>> start Records provided

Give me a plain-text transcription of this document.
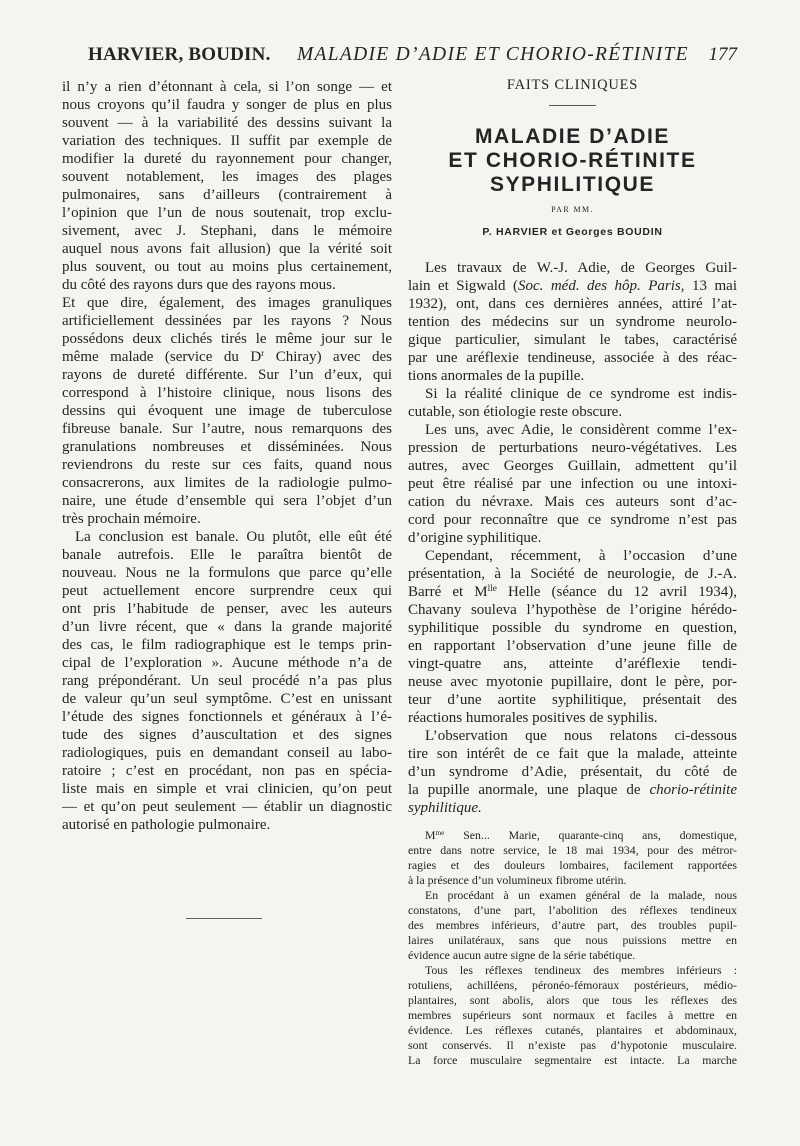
HARVIER, BOUDIN. MALADIE D’ADIE ET CHORIO-RÉTINITE 177
il n’y a rien d’étonnant à cela, si l’on songe — et
nous croyons qu’il faudra y songer de plus en plus
souvent — à la variabilité des dessins suivant la
variation des techniques. Il suffit par exemple de
modifier la dureté du rayonnement pour changer,
souvent notablement, les images des plages
pulmonaires, sans d’ailleurs (contrairement à
l’opinion que l’un de nous soutenait, trop exclu-
sivement, avec J. Stephani, dans le mémoire
auquel nous avons fait allusion) que la vérité soit
plus souvent, ou tout au moins plus certainement,
du côté des rayons durs que des rayons mous.
Et que dire, également, des images granuliques
artificiellement dessinées par les rayons ? Nous
possédons deux clichés tirés le même jour sur le
même malade (service du $D^r$ Chiray) avec des
rayons de dureté différente. Sur l’un d’eux, qui
correspond à l’histoire clinique, nous lisons des
dessins qui évoquent une image de tuberculose
fibreuse banale. Sur l’autre, nous remarquons des
granulations nombreuses et disséminées. Nous
reviendrons du reste sur ces faits, quand nous
consacrerons, aux limites de la radiologie pulmo-
naire, une étude d’ensemble qui sera l’objet d’un
très prochain mémoire.
La conclusion est banale. Ou plutôt, elle eût été
banale autrefois. Elle le paraîtra bientôt de
nouveau. Nous ne la formulons que parce qu’elle
peut actuellement encore surprendre ceux qui
ont pris l’habitude de penser, avec les auteurs
d’un livre récent, que « dans la grande majorité
des cas, le film radiographique est le temps prin-
cipal de l’exploration ». Aucune méthode n’a de
rang prépondérant. Un seul procédé n’a pas plus
de valeur qu’un seul symptôme. C’est en unissant
l’étude des signes fonctionnels et généraux à l’é-
tude des signes d’auscultation et des signes
radiologiques, puis en demandant conseil au labo-
ratoire ; c’est en procédant, non pas en spécia-
liste mais en simple et vrai clinicien, qu’on peut
— et qu’on peut seulement — établir un diagnostic
autorisé en pathologie pulmonaire.
FAITS CLINIQUES
MALADIE D’ADIE
ET CHORIO-RÉTINITE
SYPHILITIQUE
PAR MM.
P. HARVIER et Georges BOUDIN
Les travaux de W.-J. Adie, de Georges Guil-
lain et Sigwald (Soc. méd. des hôp. Paris, 13 mai
1932), ont, dans ces dernières années, attiré l’at-
tention des médecins sur un syndrome neurolo-
gique particulier, simulant le tabes, caractérisé
par une aréflexie tendineuse, associée à des réac-
tions anormales de la pupille.
Si la réalité clinique de ce syndrome est indis-
cutable, son étiologie reste obscure.
Les uns, avec Adie, le considèrent comme l’ex-
pression de perturbations neuro-végétatives. Les
autres, avec Georges Guillain, admettent qu’il
peut être réalisé par une infection ou une intoxi-
cation du névraxe. Mais ces auteurs sont d’ac-
cord pour reconnaître que ce syndrome n’est pas
d’origine syphilitique.
Cependant, récemment, à l’occasion d’une
présentation, à la Société de neurologie, de J.-A.
Barré et $M^{lle}$ Helle (séance du 12 avril 1934),
Chavany souleva l’hypothèse de l’origine hérédo-
syphilitique possible du syndrome en question,
en rapportant l’observation d’une jeune fille de
vingt-quatre ans, atteinte d’aréflexie tendi-
neuse avec myotonie pupillaire, dont le père, por-
teur d’une aortite syphilitique, présentait des
réactions humorales positives de syphilis.
L’observation que nous relatons ci-dessous
tire son intérêt de ce fait que la malade, atteinte
d’un syndrome d’Adie, présentait, du côté de
la pupille anormale, une plaque de chorio-rétinite
syphilitique.
$M^{me}$ Sen... Marie, quarante-cinq ans, domestique,
entre dans notre service, le 18 mai 1934, pour des métror-
ragies et des douleurs lombaires, facilement rapportées
à la présence d’un volumineux fibrome utérin.
En procédant à un examen général de la malade, nous
constatons, d’une part, l’abolition des réflexes tendineux
des membres inférieurs, d’autre part, des troubles pupil-
laires unilatéraux, sans que nous puissions mettre en
évidence aucun autre signe de la série tabétique.
Tous les réflexes tendineux des membres inférieurs :
rotuliens, achilléens, péronéo-fémoraux postérieurs, médio-
plantaires, sont abolis, alors que tous les réflexes des
membres supérieurs sont normaux et faciles à mettre en
évidence. Les réflexes cutanés, plantaires et abdominaux,
sont conservés. Il n’existe pas d’hypotonie musculaire.
La force musculaire segmentaire est intacte. La marche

>> end Records provided

Leave out the pictures and give the listing above again exactly.

Give me a plain-text transcription of this document.
HARVIER, BOUDIN. MALADIE D’ADIE ET CHORIO-RÉTINITE 177
il n’y a rien d’étonnant à cela, si l’on songe — et
nous croyons qu’il faudra y songer de plus en plus
souvent — à la variabilité des dessins suivant la
variation des techniques. Il suffit par exemple de
modifier la dureté du rayonnement pour changer,
souvent notablement, les images des plages
pulmonaires, sans d’ailleurs (contrairement à
l’opinion que l’un de nous soutenait, trop exclu-
sivement, avec J. Stephani, dans le mémoire
auquel nous avons fait allusion) que la vérité soit
plus souvent, ou tout au moins plus certainement,
du côté des rayons durs que des rayons mous.
Et que dire, également, des images granuliques
artificiellement dessinées par les rayons ? Nous
possédons deux clichés tirés le même jour sur le
même malade (service du $D^r$ Chiray) avec des
rayons de dureté différente. Sur l’un d’eux, qui
correspond à l’histoire clinique, nous lisons des
dessins qui évoquent une image de tuberculose
fibreuse banale. Sur l’autre, nous remarquons des
granulations nombreuses et disséminées. Nous
reviendrons du reste sur ces faits, quand nous
consacrerons, aux limites de la radiologie pulmo-
naire, une étude d’ensemble qui sera l’objet d’un
très prochain mémoire.
La conclusion est banale. Ou plutôt, elle eût été
banale autrefois. Elle le paraîtra bientôt de
nouveau. Nous ne la formulons que parce qu’elle
peut actuellement encore surprendre ceux qui
ont pris l’habitude de penser, avec les auteurs
d’un livre récent, que « dans la grande majorité
des cas, le film radiographique est le temps prin-
cipal de l’exploration ». Aucune méthode n’a de
rang prépondérant. Un seul procédé n’a pas plus
de valeur qu’un seul symptôme. C’est en unissant
l’étude des signes fonctionnels et généraux à l’é-
tude des signes d’auscultation et des signes
radiologiques, puis en demandant conseil au labo-
ratoire ; c’est en procédant, non pas en spécia-
liste mais en simple et vrai clinicien, qu’on peut
— et qu’on peut seulement — établir un diagnostic
autorisé en pathologie pulmonaire.
FAITS CLINIQUES
MALADIE D’ADIE
ET CHORIO-RÉTINITE
SYPHILITIQUE
PAR MM.
P. HARVIER et Georges BOUDIN
Les travaux de W.-J. Adie, de Georges Guil-
lain et Sigwald (Soc. méd. des hôp. Paris, 13 mai
1932), ont, dans ces dernières années, attiré l’at-
tention des médecins sur un syndrome neurolo-
gique particulier, simulant le tabes, caractérisé
par une aréflexie tendineuse, associée à des réac-
tions anormales de la pupille.
Si la réalité clinique de ce syndrome est indis-
cutable, son étiologie reste obscure.
Les uns, avec Adie, le considèrent comme l’ex-
pression de perturbations neuro-végétatives. Les
autres, avec Georges Guillain, admettent qu’il
peut être réalisé par une infection ou une intoxi-
cation du névraxe. Mais ces auteurs sont d’ac-
cord pour reconnaître que ce syndrome n’est pas
d’origine syphilitique.
Cependant, récemment, à l’occasion d’une
présentation, à la Société de neurologie, de J.-A.
Barré et $M^{lle}$ Helle (séance du 12 avril 1934),
Chavany souleva l’hypothèse de l’origine hérédo-
syphilitique possible du syndrome en question,
en rapportant l’observation d’une jeune fille de
vingt-quatre ans, atteinte d’aréflexie tendi-
neuse avec myotonie pupillaire, dont le père, por-
teur d’une aortite syphilitique, présentait des
réactions humorales positives de syphilis.
L’observation que nous relatons ci-dessous
tire son intérêt de ce fait que la malade, atteinte
d’un syndrome d’Adie, présentait, du côté de
la pupille anormale, une plaque de chorio-rétinite
syphilitique.
$M^{me}$ Sen... Marie, quarante-cinq ans, domestique,
entre dans notre service, le 18 mai 1934, pour des métror-
ragies et des douleurs lombaires, facilement rapportées
à la présence d’un volumineux fibrome utérin.
En procédant à un examen général de la malade, nous
constatons, d’une part, l’abolition des réflexes tendineux
des membres inférieurs, d’autre part, des troubles pupil-
laires unilatéraux, sans que nous puissions mettre en
évidence aucun autre signe de la série tabétique.
Tous les réflexes tendineux des membres inférieurs :
rotuliens, achilléens, péronéo-fémoraux postérieurs, médio-
plantaires, sont abolis, alors que tous les réflexes des
membres supérieurs sont normaux et faciles à mettre en
évidence. Les réflexes cutanés, plantaires et abdominaux,
sont conservés. Il n’existe pas d’hypotonie musculaire.
La force musculaire segmentaire est intacte. La marche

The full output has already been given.